HOW TO COMPLETE THIS TASK: The full set of records below is to be reproduced without a single alteration.
Start of PROVIDED ENTRIES
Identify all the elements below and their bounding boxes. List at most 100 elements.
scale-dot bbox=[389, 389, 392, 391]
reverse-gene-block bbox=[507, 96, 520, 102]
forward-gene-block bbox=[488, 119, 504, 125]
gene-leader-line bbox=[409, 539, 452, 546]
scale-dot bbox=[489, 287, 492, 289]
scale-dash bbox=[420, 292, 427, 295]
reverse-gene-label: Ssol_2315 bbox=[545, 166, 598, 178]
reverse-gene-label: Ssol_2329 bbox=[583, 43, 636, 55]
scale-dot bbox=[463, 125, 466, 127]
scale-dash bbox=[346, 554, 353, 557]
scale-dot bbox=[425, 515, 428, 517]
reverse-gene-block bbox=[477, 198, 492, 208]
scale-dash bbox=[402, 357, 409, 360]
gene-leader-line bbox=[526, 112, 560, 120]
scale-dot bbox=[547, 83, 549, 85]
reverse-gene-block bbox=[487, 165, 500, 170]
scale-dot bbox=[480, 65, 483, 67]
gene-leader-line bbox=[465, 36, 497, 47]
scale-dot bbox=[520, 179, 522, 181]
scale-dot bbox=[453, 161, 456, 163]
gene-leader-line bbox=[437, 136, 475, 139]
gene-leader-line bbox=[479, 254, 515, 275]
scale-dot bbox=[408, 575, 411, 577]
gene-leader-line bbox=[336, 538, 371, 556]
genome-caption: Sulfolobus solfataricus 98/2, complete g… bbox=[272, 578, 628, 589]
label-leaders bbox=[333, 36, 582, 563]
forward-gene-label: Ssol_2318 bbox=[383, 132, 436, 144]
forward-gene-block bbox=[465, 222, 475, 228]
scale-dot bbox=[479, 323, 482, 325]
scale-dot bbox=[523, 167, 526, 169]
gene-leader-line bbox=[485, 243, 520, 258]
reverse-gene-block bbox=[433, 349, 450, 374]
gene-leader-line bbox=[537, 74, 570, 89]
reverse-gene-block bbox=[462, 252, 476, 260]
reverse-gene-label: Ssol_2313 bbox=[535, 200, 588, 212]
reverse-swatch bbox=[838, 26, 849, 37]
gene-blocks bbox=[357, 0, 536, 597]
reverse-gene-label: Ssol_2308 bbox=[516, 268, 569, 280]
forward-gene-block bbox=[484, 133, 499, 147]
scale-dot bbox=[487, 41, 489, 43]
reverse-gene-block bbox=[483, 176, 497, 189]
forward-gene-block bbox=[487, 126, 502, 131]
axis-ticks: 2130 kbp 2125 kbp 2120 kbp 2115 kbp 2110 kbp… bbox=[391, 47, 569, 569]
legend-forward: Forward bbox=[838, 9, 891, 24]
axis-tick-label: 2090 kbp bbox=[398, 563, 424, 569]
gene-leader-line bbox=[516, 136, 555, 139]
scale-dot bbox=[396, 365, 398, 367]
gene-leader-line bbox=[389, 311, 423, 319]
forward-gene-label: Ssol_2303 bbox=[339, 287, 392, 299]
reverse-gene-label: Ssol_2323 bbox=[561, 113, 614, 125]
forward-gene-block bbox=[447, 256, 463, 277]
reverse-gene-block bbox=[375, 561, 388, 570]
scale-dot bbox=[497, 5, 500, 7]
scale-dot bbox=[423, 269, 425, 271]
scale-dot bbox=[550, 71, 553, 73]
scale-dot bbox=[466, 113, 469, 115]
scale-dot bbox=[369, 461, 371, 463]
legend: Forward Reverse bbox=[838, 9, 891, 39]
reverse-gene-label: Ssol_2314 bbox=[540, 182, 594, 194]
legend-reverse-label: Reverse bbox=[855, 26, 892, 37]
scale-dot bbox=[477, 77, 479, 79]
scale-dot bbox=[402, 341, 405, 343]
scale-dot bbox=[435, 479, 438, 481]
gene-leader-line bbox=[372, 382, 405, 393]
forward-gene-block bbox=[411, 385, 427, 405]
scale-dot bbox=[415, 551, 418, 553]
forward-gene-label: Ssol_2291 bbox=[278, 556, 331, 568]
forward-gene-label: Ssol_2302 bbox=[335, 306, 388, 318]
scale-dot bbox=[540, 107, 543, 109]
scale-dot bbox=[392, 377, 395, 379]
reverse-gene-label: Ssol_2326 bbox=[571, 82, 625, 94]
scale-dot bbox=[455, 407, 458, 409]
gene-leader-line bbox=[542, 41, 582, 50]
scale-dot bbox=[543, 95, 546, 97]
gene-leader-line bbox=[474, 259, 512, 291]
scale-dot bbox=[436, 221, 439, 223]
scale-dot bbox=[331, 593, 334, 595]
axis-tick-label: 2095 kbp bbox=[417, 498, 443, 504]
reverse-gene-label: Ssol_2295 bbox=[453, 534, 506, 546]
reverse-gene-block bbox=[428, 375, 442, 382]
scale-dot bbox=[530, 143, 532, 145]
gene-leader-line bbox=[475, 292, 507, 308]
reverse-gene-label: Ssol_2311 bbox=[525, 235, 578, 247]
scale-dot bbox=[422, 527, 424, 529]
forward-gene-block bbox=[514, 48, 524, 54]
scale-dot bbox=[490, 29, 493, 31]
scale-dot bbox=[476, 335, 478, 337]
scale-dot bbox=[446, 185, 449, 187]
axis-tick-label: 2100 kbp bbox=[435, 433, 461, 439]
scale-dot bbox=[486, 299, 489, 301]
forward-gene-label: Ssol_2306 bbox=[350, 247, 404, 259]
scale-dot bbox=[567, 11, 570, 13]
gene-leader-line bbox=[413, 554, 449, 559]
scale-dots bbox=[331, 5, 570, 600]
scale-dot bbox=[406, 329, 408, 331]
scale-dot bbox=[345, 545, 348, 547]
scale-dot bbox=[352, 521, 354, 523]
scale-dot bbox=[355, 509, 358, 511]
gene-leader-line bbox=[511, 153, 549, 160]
End of PROVIDED ENTRIES
SOLUTION:
Identify all the elements below and their bounding boxes. List at most 100 elements.
scale-dot bbox=[389, 389, 392, 391]
reverse-gene-block bbox=[507, 96, 520, 102]
forward-gene-block bbox=[488, 119, 504, 125]
gene-leader-line bbox=[409, 539, 452, 546]
scale-dot bbox=[489, 287, 492, 289]
scale-dash bbox=[420, 292, 427, 295]
reverse-gene-label: Ssol_2315 bbox=[545, 166, 598, 178]
reverse-gene-label: Ssol_2329 bbox=[583, 43, 636, 55]
scale-dot bbox=[463, 125, 466, 127]
scale-dash bbox=[346, 554, 353, 557]
scale-dot bbox=[425, 515, 428, 517]
reverse-gene-block bbox=[477, 198, 492, 208]
scale-dash bbox=[402, 357, 409, 360]
gene-leader-line bbox=[526, 112, 560, 120]
scale-dot bbox=[547, 83, 549, 85]
reverse-gene-block bbox=[487, 165, 500, 170]
scale-dot bbox=[480, 65, 483, 67]
gene-leader-line bbox=[465, 36, 497, 47]
scale-dot bbox=[520, 179, 522, 181]
scale-dot bbox=[453, 161, 456, 163]
gene-leader-line bbox=[437, 136, 475, 139]
gene-leader-line bbox=[479, 254, 515, 275]
scale-dot bbox=[408, 575, 411, 577]
gene-leader-line bbox=[336, 538, 371, 556]
genome-caption: Sulfolobus solfataricus 98/2, complete g… bbox=[272, 578, 628, 589]
label-leaders bbox=[333, 36, 582, 563]
forward-gene-label: Ssol_2318 bbox=[383, 132, 436, 144]
forward-gene-block bbox=[465, 222, 475, 228]
scale-dot bbox=[479, 323, 482, 325]
scale-dot bbox=[523, 167, 526, 169]
gene-leader-line bbox=[485, 243, 520, 258]
reverse-gene-block bbox=[433, 349, 450, 374]
gene-leader-line bbox=[537, 74, 570, 89]
reverse-gene-block bbox=[462, 252, 476, 260]
reverse-gene-label: Ssol_2313 bbox=[535, 200, 588, 212]
reverse-swatch bbox=[838, 26, 849, 37]
gene-blocks bbox=[357, 0, 536, 597]
reverse-gene-label: Ssol_2308 bbox=[516, 268, 569, 280]
forward-gene-block bbox=[484, 133, 499, 147]
scale-dot bbox=[487, 41, 489, 43]
reverse-gene-block bbox=[483, 176, 497, 189]
forward-gene-block bbox=[487, 126, 502, 131]
axis-ticks: 2130 kbp 2125 kbp 2120 kbp 2115 kbp 2110 kbp… bbox=[391, 47, 569, 569]
legend-forward: Forward bbox=[838, 9, 891, 24]
axis-tick-label: 2090 kbp bbox=[398, 563, 424, 569]
gene-leader-line bbox=[516, 136, 555, 139]
scale-dot bbox=[396, 365, 398, 367]
gene-leader-line bbox=[389, 311, 423, 319]
forward-gene-label: Ssol_2303 bbox=[339, 287, 392, 299]
reverse-gene-label: Ssol_2323 bbox=[561, 113, 614, 125]
forward-gene-block bbox=[447, 256, 463, 277]
reverse-gene-block bbox=[375, 561, 388, 570]
scale-dot bbox=[497, 5, 500, 7]
scale-dot bbox=[423, 269, 425, 271]
scale-dot bbox=[550, 71, 553, 73]
scale-dot bbox=[466, 113, 469, 115]
scale-dot bbox=[369, 461, 371, 463]
legend: Forward Reverse bbox=[838, 9, 891, 39]
reverse-gene-label: Ssol_2314 bbox=[540, 182, 594, 194]
legend-reverse-label: Reverse bbox=[855, 26, 892, 37]
scale-dot bbox=[477, 77, 479, 79]
scale-dot bbox=[402, 341, 405, 343]
scale-dot bbox=[435, 479, 438, 481]
gene-leader-line bbox=[372, 382, 405, 393]
forward-gene-block bbox=[411, 385, 427, 405]
scale-dot bbox=[415, 551, 418, 553]
forward-gene-label: Ssol_2291 bbox=[278, 556, 331, 568]
forward-gene-label: Ssol_2302 bbox=[335, 306, 388, 318]
scale-dot bbox=[540, 107, 543, 109]
scale-dot bbox=[392, 377, 395, 379]
reverse-gene-label: Ssol_2326 bbox=[571, 82, 625, 94]
scale-dot bbox=[455, 407, 458, 409]
gene-leader-line bbox=[542, 41, 582, 50]
scale-dot bbox=[543, 95, 546, 97]
gene-leader-line bbox=[474, 259, 512, 291]
scale-dot bbox=[436, 221, 439, 223]
scale-dot bbox=[331, 593, 334, 595]
axis-tick-label: 2095 kbp bbox=[417, 498, 443, 504]
reverse-gene-label: Ssol_2295 bbox=[453, 534, 506, 546]
reverse-gene-block bbox=[428, 375, 442, 382]
scale-dot bbox=[530, 143, 532, 145]
gene-leader-line bbox=[475, 292, 507, 308]
reverse-gene-label: Ssol_2311 bbox=[525, 235, 578, 247]
scale-dot bbox=[422, 527, 424, 529]
forward-gene-block bbox=[514, 48, 524, 54]
scale-dot bbox=[490, 29, 493, 31]
scale-dot bbox=[476, 335, 478, 337]
scale-dot bbox=[446, 185, 449, 187]
axis-tick-label: 2100 kbp bbox=[435, 433, 461, 439]
scale-dot bbox=[486, 299, 489, 301]
forward-gene-label: Ssol_2306 bbox=[350, 247, 404, 259]
scale-dot bbox=[567, 11, 570, 13]
gene-leader-line bbox=[413, 554, 449, 559]
scale-dots bbox=[331, 5, 570, 600]
scale-dot bbox=[406, 329, 408, 331]
scale-dot bbox=[345, 545, 348, 547]
scale-dot bbox=[352, 521, 354, 523]
scale-dot bbox=[355, 509, 358, 511]
gene-leader-line bbox=[511, 153, 549, 160]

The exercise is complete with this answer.